This is a summary of enwiki's various copyright violation detector bots and tools.
Detection via Google searches
Earwig copyvio detector
- https://copyvios.toolforge.org/
- maintainer: The Earwig, Chlod
- source code: https://github.com/earwig/copyvios
- last commit: 2 years ago
- tech: Python
- uses Google search API and the WMF eranbot Turnitin API
- WMF pays for credits
- no discount (NPerry (WMF) used to work on Wikimedia's partnership with Google, maybe this is something worth bringing up?)
- hard daily limit (maximum for any user of this API) of 10,000 queries per day
- costs US$50 per day
- makes up to 8 queries per page
- 2,000ish checks per day (not all checks use all 8 queries)

[Region boundary data]

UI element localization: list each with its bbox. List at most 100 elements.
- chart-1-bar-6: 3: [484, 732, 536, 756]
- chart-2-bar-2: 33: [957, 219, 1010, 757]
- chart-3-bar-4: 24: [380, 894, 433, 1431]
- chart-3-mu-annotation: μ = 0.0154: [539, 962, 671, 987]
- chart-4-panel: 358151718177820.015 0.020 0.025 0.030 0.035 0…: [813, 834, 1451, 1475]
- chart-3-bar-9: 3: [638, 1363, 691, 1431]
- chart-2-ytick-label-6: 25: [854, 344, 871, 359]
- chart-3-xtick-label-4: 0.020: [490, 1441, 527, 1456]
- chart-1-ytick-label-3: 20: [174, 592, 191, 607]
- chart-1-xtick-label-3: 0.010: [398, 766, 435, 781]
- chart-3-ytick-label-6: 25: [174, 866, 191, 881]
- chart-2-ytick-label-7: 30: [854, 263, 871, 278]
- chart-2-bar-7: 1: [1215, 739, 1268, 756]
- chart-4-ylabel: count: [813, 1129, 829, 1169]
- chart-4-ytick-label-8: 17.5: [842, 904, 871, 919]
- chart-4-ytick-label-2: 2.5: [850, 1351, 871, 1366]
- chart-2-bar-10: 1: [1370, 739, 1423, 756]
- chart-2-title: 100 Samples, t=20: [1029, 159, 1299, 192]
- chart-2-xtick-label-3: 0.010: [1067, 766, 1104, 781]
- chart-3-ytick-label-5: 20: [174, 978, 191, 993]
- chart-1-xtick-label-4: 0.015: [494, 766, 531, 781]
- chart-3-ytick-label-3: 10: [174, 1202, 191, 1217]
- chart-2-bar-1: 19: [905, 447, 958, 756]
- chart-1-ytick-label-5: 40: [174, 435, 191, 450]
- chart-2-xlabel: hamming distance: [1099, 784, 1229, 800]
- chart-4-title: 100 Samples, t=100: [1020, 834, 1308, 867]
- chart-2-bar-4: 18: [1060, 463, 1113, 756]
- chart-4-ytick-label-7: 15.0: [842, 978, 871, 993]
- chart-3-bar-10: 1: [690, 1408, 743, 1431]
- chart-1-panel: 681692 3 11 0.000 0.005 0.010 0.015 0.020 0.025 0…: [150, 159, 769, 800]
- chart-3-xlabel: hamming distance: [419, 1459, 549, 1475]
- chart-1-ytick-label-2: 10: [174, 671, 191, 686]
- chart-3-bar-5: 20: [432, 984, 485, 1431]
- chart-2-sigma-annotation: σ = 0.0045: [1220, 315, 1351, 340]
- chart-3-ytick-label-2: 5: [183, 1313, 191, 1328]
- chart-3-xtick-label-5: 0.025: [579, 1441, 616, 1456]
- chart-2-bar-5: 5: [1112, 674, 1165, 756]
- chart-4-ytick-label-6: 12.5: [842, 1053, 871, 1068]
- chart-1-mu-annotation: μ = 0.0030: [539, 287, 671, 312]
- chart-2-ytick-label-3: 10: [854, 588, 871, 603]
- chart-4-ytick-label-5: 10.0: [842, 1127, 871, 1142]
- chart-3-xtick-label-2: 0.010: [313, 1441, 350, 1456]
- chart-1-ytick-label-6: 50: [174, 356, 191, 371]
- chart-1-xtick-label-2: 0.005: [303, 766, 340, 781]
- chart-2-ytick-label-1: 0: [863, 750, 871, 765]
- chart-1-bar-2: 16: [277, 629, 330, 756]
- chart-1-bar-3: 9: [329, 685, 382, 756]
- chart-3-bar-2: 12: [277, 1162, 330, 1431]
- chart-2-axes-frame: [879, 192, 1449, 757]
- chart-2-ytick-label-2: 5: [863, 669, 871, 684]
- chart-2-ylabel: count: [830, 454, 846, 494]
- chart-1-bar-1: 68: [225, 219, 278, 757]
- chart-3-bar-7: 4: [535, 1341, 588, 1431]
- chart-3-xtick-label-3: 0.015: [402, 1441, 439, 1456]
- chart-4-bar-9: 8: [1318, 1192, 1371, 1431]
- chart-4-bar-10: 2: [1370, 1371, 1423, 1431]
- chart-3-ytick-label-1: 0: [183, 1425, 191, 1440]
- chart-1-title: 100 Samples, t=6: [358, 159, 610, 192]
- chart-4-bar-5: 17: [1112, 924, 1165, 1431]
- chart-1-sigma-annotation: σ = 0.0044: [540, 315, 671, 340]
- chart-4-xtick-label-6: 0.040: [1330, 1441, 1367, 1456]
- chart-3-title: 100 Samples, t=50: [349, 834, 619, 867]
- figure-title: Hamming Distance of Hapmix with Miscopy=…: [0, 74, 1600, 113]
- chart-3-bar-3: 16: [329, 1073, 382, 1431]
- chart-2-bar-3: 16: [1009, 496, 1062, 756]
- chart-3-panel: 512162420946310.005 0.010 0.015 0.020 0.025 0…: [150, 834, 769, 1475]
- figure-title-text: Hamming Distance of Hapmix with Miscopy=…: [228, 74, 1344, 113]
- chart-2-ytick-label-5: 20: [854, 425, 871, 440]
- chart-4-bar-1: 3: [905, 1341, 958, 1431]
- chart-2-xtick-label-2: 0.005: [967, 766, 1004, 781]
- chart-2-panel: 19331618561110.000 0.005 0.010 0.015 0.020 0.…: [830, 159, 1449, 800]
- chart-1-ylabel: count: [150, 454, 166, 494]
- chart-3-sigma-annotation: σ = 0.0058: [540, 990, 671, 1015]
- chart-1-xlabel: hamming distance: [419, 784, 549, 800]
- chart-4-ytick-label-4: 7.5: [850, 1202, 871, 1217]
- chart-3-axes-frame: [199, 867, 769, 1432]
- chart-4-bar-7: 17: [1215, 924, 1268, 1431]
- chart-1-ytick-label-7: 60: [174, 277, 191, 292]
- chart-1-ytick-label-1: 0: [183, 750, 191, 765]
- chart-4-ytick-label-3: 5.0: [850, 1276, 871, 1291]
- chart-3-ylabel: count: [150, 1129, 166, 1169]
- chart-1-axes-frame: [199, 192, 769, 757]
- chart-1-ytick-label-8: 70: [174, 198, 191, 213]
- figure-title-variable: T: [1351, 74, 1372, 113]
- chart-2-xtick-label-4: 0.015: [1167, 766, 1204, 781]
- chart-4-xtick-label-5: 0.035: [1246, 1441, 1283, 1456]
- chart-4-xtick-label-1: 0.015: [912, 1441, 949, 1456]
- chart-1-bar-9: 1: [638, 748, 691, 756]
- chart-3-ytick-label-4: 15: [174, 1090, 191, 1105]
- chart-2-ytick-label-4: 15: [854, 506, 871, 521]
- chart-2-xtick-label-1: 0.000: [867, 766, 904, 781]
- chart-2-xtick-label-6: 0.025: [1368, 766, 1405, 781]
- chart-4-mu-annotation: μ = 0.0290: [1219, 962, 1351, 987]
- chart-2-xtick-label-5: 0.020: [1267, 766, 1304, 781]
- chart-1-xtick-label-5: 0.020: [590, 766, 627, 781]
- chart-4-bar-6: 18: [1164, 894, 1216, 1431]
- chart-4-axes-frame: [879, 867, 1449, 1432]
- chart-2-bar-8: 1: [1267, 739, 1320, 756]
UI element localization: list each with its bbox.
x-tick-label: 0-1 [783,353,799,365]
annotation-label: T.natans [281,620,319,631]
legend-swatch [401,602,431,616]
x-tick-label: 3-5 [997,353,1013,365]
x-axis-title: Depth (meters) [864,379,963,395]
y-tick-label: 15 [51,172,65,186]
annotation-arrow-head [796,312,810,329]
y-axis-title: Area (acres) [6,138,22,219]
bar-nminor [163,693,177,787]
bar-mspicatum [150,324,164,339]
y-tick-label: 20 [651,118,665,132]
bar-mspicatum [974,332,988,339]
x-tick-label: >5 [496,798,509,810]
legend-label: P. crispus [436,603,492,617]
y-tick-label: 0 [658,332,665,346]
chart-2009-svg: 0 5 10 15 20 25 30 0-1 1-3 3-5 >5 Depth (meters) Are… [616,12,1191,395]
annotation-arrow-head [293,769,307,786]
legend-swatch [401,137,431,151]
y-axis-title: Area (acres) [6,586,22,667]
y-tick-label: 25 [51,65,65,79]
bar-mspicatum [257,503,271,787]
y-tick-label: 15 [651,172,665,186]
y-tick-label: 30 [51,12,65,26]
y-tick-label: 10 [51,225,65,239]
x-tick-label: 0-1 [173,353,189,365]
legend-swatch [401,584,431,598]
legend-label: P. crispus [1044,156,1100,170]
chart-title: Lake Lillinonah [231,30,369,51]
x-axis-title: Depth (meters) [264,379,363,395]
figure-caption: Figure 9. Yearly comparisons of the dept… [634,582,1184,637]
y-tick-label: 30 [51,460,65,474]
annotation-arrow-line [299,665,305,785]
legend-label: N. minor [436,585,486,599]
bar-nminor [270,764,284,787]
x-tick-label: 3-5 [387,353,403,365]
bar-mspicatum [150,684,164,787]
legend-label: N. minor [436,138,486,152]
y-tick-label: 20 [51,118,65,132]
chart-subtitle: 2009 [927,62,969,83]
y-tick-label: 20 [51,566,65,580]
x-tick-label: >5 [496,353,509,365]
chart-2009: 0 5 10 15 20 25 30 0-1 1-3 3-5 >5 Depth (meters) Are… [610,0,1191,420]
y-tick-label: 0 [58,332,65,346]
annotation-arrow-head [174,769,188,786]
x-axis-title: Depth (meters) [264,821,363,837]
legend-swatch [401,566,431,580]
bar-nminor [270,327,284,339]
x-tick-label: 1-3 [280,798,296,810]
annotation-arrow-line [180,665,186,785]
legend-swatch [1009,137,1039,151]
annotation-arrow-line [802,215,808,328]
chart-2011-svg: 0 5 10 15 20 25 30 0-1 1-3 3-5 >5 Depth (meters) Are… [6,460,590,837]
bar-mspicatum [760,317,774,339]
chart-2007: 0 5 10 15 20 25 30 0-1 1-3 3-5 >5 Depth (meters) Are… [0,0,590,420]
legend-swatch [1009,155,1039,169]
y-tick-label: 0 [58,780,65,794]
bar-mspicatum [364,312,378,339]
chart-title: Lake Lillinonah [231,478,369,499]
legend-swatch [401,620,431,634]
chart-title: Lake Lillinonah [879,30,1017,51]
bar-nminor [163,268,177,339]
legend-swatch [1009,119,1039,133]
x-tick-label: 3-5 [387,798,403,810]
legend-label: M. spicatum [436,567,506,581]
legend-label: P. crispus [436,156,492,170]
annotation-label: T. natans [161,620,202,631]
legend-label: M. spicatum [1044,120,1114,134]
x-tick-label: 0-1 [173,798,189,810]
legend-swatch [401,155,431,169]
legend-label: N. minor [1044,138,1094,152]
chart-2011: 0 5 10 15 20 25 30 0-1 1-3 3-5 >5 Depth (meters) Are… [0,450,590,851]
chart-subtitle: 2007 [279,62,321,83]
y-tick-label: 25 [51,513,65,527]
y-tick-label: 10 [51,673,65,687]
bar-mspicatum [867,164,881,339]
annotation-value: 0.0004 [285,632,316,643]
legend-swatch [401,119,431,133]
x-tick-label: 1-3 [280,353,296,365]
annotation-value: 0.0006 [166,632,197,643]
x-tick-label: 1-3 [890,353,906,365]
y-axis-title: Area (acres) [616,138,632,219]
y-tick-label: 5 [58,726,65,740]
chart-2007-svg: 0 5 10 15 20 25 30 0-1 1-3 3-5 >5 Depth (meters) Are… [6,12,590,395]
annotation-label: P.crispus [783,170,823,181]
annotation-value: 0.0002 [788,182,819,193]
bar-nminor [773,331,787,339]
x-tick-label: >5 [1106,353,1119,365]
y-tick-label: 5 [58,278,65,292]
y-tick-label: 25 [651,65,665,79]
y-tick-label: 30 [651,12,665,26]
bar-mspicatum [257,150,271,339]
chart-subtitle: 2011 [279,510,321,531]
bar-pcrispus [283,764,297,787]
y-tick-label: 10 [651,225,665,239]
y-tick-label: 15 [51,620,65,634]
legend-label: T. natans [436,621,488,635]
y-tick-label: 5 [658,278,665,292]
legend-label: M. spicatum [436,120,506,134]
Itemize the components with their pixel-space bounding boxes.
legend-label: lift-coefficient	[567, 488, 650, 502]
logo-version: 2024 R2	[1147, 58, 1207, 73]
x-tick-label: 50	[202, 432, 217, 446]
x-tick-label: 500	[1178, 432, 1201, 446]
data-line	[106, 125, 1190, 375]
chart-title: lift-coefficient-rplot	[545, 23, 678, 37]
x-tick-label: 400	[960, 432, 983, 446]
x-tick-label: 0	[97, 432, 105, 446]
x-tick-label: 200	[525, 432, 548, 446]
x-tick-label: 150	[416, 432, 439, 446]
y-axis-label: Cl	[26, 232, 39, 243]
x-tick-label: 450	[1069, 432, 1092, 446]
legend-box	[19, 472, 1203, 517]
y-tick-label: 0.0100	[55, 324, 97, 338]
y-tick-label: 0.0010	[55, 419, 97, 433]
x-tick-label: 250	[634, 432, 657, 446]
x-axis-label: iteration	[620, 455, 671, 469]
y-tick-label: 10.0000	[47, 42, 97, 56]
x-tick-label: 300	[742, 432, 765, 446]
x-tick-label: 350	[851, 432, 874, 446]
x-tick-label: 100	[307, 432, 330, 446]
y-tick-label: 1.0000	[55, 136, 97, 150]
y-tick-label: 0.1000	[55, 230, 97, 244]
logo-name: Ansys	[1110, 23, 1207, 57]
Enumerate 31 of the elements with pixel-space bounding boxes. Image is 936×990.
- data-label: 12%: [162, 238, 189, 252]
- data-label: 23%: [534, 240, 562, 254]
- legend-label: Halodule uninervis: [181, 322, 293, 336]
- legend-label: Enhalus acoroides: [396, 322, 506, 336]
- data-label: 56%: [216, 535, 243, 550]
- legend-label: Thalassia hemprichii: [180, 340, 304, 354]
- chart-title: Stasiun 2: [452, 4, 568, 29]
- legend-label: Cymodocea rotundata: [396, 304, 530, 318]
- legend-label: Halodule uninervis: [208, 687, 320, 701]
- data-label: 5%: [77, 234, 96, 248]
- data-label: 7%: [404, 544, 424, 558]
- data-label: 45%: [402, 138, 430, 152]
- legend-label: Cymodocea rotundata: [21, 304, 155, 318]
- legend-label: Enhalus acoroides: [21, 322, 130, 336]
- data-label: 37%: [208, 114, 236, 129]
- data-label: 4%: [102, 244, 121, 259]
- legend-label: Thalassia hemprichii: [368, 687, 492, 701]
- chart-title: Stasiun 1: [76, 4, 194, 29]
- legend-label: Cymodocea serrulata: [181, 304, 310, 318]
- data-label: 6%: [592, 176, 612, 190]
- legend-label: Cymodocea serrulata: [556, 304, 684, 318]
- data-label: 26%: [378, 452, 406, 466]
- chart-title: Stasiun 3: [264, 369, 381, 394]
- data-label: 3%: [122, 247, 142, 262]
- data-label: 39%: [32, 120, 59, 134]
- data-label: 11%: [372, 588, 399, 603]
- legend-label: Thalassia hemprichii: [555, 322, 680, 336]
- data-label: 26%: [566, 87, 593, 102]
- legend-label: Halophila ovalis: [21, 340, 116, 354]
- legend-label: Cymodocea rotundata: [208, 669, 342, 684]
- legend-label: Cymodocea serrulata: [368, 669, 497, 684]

WORK INSTRUCTIONS — Using the summary of copyright violation tools, decide whether each statement is true: (a) the Earwig copyvio detector makes up to 8 queries per page; (b) the Earwig copyvio detector is written in Java; (c) the WMF gets its Google search credits for free. Answer yes or no for each, and quote the words from the summary that settle it. This data comes from a separate source.

SOLVED PROBLEM —
(a) Yes: "makes up to 8 queries per page"
(b) No: "tech: Python"
(c) No: "WMF pays for credits"